» **Exercise directions**
Wherever "Taste" appears in a line, list that line.

» **Supplied material**

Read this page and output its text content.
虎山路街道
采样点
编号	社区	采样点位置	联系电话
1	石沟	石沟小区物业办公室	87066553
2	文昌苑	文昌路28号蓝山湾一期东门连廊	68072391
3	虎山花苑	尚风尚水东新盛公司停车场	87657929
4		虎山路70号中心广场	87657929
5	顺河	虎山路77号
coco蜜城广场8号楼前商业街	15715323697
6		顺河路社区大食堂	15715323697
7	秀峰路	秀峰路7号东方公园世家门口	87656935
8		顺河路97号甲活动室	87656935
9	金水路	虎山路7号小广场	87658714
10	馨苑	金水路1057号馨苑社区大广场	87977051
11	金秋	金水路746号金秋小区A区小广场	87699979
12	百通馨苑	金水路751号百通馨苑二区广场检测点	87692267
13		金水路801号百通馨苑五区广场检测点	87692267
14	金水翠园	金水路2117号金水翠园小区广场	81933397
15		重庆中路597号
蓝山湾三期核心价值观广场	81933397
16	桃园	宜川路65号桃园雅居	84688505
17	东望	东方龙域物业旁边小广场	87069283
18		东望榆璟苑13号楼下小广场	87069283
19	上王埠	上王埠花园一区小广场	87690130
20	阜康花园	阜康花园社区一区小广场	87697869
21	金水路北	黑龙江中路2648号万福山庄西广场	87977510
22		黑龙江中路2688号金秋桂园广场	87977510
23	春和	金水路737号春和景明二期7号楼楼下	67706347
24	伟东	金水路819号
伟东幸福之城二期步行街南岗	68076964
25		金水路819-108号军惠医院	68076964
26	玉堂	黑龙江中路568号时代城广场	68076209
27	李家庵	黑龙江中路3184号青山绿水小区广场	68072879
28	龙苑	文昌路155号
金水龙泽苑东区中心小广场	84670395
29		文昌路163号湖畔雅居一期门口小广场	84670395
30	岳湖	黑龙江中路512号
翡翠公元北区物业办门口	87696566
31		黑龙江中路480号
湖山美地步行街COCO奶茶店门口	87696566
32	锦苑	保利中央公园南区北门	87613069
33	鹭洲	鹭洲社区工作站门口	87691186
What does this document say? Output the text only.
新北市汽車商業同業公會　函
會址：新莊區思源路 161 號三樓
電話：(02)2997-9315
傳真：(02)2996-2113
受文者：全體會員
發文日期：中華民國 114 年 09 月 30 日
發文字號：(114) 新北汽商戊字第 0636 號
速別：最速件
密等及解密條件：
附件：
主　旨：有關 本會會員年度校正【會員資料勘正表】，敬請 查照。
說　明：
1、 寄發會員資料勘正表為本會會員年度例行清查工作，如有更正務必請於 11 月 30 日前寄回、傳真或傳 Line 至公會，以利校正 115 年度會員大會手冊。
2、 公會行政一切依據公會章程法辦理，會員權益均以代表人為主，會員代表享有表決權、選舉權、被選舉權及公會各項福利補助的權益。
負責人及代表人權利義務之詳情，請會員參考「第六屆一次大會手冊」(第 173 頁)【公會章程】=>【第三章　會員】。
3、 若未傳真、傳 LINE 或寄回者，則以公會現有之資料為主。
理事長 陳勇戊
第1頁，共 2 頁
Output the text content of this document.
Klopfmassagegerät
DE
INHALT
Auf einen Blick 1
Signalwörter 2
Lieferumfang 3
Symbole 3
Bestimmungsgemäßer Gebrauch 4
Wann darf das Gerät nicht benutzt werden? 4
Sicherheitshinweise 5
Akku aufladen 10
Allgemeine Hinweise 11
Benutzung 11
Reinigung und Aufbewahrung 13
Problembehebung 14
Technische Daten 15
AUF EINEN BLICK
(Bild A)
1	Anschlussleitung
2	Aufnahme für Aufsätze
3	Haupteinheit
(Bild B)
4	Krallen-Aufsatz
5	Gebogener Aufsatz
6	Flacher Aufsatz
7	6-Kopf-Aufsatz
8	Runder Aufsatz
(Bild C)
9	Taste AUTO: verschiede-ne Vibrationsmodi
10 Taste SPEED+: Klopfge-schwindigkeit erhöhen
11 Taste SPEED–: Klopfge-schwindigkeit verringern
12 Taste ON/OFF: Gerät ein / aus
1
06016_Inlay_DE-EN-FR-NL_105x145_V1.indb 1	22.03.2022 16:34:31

» **Reply**
9	Taste AUTO: verschiede-ne Vibrationsmodi
10 Taste SPEED+: Klopfge-schwindigkeit erhöhen
11 Taste SPEED–: Klopfge-schwindigkeit verringern
12 Taste ON/OFF: Gerät ein / aus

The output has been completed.